▶ THE EXERCISE: Reproduce everything from the start of the rows down to the line containing "data-label: 24 (899, 522, 917, 539)", renaming "bar-segment" as "bar-block" and leaving all else unchanged.

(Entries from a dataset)
-- -- --

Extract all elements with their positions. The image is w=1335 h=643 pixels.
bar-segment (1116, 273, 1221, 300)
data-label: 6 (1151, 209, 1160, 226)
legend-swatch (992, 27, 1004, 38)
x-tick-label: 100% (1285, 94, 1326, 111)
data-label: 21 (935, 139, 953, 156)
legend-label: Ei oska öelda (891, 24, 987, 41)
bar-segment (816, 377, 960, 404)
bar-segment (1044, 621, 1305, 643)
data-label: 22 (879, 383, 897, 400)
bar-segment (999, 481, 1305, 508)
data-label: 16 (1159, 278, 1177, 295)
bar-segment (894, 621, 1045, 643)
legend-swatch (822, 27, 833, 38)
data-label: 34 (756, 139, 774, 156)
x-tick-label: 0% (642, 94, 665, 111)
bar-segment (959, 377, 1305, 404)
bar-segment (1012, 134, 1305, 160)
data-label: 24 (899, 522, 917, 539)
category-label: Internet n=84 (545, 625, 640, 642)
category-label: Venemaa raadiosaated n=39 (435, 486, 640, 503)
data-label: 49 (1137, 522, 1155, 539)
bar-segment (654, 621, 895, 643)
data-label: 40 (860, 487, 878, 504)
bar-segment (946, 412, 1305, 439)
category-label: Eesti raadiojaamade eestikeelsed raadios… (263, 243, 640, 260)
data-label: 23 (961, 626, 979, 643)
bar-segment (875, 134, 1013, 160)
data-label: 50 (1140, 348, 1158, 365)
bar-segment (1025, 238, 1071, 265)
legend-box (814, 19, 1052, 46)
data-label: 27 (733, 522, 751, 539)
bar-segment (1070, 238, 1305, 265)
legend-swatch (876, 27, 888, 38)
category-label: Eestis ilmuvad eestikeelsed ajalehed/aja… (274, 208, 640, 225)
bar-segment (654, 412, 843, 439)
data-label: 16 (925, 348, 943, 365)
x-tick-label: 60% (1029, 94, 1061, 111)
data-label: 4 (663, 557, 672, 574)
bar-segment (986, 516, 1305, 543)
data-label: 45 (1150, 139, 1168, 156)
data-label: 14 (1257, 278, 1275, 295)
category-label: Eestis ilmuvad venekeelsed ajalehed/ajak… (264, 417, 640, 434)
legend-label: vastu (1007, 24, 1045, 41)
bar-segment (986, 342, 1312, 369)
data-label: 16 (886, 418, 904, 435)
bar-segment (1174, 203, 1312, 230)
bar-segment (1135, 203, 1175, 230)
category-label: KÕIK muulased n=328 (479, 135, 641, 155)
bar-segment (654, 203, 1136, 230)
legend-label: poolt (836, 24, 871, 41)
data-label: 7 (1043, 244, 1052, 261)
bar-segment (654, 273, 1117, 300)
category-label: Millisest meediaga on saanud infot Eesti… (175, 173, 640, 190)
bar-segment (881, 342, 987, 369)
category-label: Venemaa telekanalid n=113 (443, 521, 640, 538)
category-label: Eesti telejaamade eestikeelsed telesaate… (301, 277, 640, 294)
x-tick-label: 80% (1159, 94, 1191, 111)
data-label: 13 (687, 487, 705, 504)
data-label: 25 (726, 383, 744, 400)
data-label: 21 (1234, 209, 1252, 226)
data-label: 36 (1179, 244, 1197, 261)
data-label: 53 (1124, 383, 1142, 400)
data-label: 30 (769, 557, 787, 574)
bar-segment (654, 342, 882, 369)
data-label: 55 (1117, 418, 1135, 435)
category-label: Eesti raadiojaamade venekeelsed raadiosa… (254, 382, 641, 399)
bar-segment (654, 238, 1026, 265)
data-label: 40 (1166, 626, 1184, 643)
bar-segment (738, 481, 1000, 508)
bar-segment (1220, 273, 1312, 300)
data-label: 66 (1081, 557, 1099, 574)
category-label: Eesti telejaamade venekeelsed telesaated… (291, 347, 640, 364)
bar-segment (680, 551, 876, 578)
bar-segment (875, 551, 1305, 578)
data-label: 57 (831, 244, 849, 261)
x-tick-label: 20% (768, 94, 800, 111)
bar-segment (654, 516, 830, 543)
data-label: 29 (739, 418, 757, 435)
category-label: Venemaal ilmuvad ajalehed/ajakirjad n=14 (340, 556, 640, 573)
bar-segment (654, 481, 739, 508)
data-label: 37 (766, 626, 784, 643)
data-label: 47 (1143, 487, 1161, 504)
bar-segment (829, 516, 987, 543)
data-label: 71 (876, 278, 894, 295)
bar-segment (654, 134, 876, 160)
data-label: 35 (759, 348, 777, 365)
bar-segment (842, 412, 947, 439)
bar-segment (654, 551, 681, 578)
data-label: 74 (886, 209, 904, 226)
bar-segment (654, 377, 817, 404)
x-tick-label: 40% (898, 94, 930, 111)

-- -- --

▶ SOLUTION TO THIS EXERCISE:
Extract all elements with their positions. The image is w=1335 h=643 pixels.
bar-block (1116, 273, 1221, 300)
data-label: 6 (1151, 209, 1160, 226)
legend-swatch (992, 27, 1004, 38)
x-tick-label: 100% (1285, 94, 1326, 111)
data-label: 21 (935, 139, 953, 156)
legend-label: Ei oska öelda (891, 24, 987, 41)
bar-block (816, 377, 960, 404)
bar-block (1044, 621, 1305, 643)
data-label: 22 (879, 383, 897, 400)
bar-block (999, 481, 1305, 508)
data-label: 16 (1159, 278, 1177, 295)
bar-block (894, 621, 1045, 643)
legend-swatch (822, 27, 833, 38)
data-label: 34 (756, 139, 774, 156)
x-tick-label: 0% (642, 94, 665, 111)
bar-block (959, 377, 1305, 404)
bar-block (1012, 134, 1305, 160)
data-label: 24 (899, 522, 917, 539)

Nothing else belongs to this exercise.